**BRIEF**:
Copy out all of the data below, substituting "toggle" for every occurrence of "checkbox" and changing nothing else.

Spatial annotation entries

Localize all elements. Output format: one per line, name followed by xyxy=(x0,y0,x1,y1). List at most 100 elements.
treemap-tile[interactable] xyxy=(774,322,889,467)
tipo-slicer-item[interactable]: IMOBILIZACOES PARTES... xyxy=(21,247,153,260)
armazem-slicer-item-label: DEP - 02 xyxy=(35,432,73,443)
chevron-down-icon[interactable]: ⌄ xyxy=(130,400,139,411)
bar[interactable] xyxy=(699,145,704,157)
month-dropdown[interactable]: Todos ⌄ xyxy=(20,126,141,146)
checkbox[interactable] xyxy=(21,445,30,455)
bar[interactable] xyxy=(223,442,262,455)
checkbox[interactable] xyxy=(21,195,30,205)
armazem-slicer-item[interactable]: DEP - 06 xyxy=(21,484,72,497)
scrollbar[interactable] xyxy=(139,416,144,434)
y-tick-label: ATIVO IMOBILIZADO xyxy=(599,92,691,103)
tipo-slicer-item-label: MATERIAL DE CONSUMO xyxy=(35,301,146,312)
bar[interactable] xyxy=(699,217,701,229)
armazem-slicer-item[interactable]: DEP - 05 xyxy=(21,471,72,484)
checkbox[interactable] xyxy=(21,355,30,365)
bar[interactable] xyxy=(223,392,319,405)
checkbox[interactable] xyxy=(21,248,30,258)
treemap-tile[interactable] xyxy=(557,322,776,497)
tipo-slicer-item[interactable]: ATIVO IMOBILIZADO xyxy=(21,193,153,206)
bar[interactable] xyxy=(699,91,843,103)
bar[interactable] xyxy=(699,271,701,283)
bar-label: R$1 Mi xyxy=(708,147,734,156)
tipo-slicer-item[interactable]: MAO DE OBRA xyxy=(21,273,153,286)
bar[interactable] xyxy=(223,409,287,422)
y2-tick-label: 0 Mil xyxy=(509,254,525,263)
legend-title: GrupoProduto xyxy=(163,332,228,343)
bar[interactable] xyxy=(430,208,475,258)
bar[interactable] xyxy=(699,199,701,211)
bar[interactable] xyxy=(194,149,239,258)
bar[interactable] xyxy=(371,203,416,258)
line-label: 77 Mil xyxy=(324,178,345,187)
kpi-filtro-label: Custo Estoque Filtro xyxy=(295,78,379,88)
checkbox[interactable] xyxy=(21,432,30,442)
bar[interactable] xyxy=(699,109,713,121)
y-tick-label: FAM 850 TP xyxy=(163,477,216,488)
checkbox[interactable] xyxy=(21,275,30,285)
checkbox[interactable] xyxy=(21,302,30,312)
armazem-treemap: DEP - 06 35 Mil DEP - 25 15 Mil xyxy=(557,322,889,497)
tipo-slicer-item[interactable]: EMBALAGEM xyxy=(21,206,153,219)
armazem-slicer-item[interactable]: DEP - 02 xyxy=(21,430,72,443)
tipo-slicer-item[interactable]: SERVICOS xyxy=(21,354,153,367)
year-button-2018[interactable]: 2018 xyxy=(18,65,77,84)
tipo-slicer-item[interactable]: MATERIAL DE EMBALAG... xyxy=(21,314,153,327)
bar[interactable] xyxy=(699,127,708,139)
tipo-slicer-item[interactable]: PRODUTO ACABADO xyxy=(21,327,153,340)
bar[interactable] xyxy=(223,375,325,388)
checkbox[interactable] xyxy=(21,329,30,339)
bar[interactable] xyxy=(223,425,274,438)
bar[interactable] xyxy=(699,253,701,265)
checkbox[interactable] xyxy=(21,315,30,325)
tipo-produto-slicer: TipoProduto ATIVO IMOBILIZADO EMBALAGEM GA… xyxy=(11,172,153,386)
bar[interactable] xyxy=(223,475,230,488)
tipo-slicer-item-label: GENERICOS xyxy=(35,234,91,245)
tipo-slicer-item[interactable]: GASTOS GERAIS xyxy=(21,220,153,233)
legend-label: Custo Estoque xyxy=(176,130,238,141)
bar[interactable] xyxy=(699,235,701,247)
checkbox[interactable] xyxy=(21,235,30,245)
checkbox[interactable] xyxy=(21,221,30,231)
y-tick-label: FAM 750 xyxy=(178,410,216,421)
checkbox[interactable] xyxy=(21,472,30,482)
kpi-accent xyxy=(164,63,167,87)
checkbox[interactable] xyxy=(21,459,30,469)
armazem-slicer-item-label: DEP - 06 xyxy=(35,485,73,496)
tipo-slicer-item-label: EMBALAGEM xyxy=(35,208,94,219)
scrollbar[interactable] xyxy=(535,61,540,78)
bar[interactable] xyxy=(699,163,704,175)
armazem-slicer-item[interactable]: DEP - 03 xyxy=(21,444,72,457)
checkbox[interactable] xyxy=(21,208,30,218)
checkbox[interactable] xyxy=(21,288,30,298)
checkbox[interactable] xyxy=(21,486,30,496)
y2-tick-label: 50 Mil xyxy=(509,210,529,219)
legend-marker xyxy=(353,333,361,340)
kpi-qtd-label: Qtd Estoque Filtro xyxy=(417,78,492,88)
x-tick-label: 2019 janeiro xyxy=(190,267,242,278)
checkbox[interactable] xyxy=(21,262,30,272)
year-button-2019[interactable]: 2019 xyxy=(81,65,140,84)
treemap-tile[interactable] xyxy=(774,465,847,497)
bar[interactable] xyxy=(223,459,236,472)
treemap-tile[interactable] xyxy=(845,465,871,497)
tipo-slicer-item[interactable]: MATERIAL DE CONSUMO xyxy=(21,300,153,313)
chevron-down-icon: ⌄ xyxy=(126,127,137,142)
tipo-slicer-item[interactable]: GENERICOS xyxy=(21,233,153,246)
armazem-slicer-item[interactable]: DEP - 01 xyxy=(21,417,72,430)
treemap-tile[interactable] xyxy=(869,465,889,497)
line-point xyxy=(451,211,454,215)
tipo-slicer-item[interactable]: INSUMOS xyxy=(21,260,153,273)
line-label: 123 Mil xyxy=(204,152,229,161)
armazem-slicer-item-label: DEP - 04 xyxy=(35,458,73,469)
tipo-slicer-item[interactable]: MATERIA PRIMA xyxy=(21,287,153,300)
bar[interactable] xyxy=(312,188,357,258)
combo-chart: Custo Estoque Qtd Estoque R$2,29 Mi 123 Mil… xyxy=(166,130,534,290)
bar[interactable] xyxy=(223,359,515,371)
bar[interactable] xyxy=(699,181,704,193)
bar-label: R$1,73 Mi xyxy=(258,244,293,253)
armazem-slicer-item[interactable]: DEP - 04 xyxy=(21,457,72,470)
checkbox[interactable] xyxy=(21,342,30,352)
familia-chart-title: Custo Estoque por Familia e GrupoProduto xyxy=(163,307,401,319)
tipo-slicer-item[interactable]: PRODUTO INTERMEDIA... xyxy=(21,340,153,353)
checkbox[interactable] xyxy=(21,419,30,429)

**SOLUTION BELOW**:
Localize all elements. Output format: one per line, name followed by xyxy=(x0,y0,x1,y1). List at most 100 elements.
treemap-tile[interactable] xyxy=(774,322,889,467)
tipo-slicer-item[interactable]: IMOBILIZACOES PARTES... xyxy=(21,247,153,260)
armazem-slicer-item-label: DEP - 02 xyxy=(35,432,73,443)
chevron-down-icon[interactable]: ⌄ xyxy=(130,400,139,411)
bar[interactable] xyxy=(699,145,704,157)
month-dropdown[interactable]: Todos ⌄ xyxy=(20,126,141,146)
toggle[interactable] xyxy=(21,445,30,455)
bar[interactable] xyxy=(223,442,262,455)
toggle[interactable] xyxy=(21,195,30,205)
armazem-slicer-item[interactable]: DEP - 06 xyxy=(21,484,72,497)
scrollbar[interactable] xyxy=(139,416,144,434)
y-tick-label: ATIVO IMOBILIZADO xyxy=(599,92,691,103)
tipo-slicer-item-label: MATERIAL DE CONSUMO xyxy=(35,301,146,312)
bar[interactable] xyxy=(699,217,701,229)
armazem-slicer-item[interactable]: DEP - 05 xyxy=(21,471,72,484)
toggle[interactable] xyxy=(21,355,30,365)
bar[interactable] xyxy=(223,392,319,405)
toggle[interactable] xyxy=(21,248,30,258)
treemap-tile[interactable] xyxy=(557,322,776,497)
tipo-slicer-item[interactable]: ATIVO IMOBILIZADO xyxy=(21,193,153,206)
bar[interactable] xyxy=(699,91,843,103)
bar[interactable] xyxy=(699,271,701,283)
bar-label: R$1 Mi xyxy=(708,147,734,156)
tipo-slicer-item[interactable]: MAO DE OBRA xyxy=(21,273,153,286)
bar[interactable] xyxy=(223,409,287,422)
y2-tick-label: 0 Mil xyxy=(509,254,525,263)
legend-title: GrupoProduto xyxy=(163,332,228,343)
bar[interactable] xyxy=(430,208,475,258)
bar[interactable] xyxy=(699,199,701,211)
bar[interactable] xyxy=(194,149,239,258)
bar[interactable] xyxy=(371,203,416,258)
line-label: 77 Mil xyxy=(324,178,345,187)
kpi-filtro-label: Custo Estoque Filtro xyxy=(295,78,379,88)
toggle[interactable] xyxy=(21,432,30,442)
bar[interactable] xyxy=(699,109,713,121)
y-tick-label: FAM 850 TP xyxy=(163,477,216,488)
toggle[interactable] xyxy=(21,275,30,285)
toggle[interactable] xyxy=(21,302,30,312)
armazem-treemap: DEP - 06 35 Mil DEP - 25 15 Mil xyxy=(557,322,889,497)
tipo-slicer-item[interactable]: EMBALAGEM xyxy=(21,206,153,219)
armazem-slicer-item[interactable]: DEP - 02 xyxy=(21,430,72,443)
tipo-slicer-item[interactable]: SERVICOS xyxy=(21,354,153,367)
year-button-2018[interactable]: 2018 xyxy=(18,65,77,84)
tipo-slicer-item[interactable]: MATERIAL DE EMBALAG... xyxy=(21,314,153,327)
bar[interactable] xyxy=(699,127,708,139)
tipo-slicer-item[interactable]: PRODUTO ACABADO xyxy=(21,327,153,340)
bar[interactable] xyxy=(223,375,325,388)
toggle[interactable] xyxy=(21,329,30,339)
bar[interactable] xyxy=(223,425,274,438)
bar[interactable] xyxy=(699,253,701,265)
toggle[interactable] xyxy=(21,315,30,325)
tipo-produto-slicer: TipoProduto ATIVO IMOBILIZADO EMBALAGEM GA… xyxy=(11,172,153,386)
bar[interactable] xyxy=(223,475,230,488)
tipo-slicer-item-label: GENERICOS xyxy=(35,234,91,245)
tipo-slicer-item[interactable]: GASTOS GERAIS xyxy=(21,220,153,233)
legend-label: Custo Estoque xyxy=(176,130,238,141)
bar[interactable] xyxy=(699,235,701,247)
toggle[interactable] xyxy=(21,235,30,245)
toggle[interactable] xyxy=(21,221,30,231)
y-tick-label: FAM 750 xyxy=(178,410,216,421)
toggle[interactable] xyxy=(21,472,30,482)
kpi-accent xyxy=(164,63,167,87)
toggle[interactable] xyxy=(21,459,30,469)
armazem-slicer-item-label: DEP - 06 xyxy=(35,485,73,496)
tipo-slicer-item-label: EMBALAGEM xyxy=(35,208,94,219)
scrollbar[interactable] xyxy=(535,61,540,78)
bar[interactable] xyxy=(699,163,704,175)
armazem-slicer-item[interactable]: DEP - 03 xyxy=(21,444,72,457)
toggle[interactable] xyxy=(21,208,30,218)
toggle[interactable] xyxy=(21,288,30,298)
toggle[interactable] xyxy=(21,486,30,496)
y2-tick-label: 50 Mil xyxy=(509,210,529,219)
legend-marker xyxy=(353,333,361,340)
kpi-qtd-label: Qtd Estoque Filtro xyxy=(417,78,492,88)
x-tick-label: 2019 janeiro xyxy=(190,267,242,278)
toggle[interactable] xyxy=(21,262,30,272)
year-button-2019[interactable]: 2019 xyxy=(81,65,140,84)
treemap-tile[interactable] xyxy=(774,465,847,497)
bar[interactable] xyxy=(223,459,236,472)
treemap-tile[interactable] xyxy=(845,465,871,497)
tipo-slicer-item[interactable]: MATERIAL DE CONSUMO xyxy=(21,300,153,313)
chevron-down-icon: ⌄ xyxy=(126,127,137,142)
tipo-slicer-item[interactable]: GENERICOS xyxy=(21,233,153,246)
armazem-slicer-item[interactable]: DEP - 01 xyxy=(21,417,72,430)
treemap-tile[interactable] xyxy=(869,465,889,497)
line-point xyxy=(451,211,454,215)
tipo-slicer-item[interactable]: INSUMOS xyxy=(21,260,153,273)
line-label: 123 Mil xyxy=(204,152,229,161)
armazem-slicer-item-label: DEP - 04 xyxy=(35,458,73,469)
tipo-slicer-item[interactable]: MATERIA PRIMA xyxy=(21,287,153,300)
bar[interactable] xyxy=(312,188,357,258)
combo-chart: Custo Estoque Qtd Estoque R$2,29 Mi 123 Mil… xyxy=(166,130,534,290)
bar[interactable] xyxy=(223,359,515,371)
bar[interactable] xyxy=(699,181,704,193)
bar-label: R$1,73 Mi xyxy=(258,244,293,253)
armazem-slicer-item[interactable]: DEP - 04 xyxy=(21,457,72,470)
toggle[interactable] xyxy=(21,342,30,352)
familia-chart-title: Custo Estoque por Familia e GrupoProduto xyxy=(163,307,401,319)
tipo-slicer-item[interactable]: PRODUTO INTERMEDIA... xyxy=(21,340,153,353)
toggle[interactable] xyxy=(21,419,30,429)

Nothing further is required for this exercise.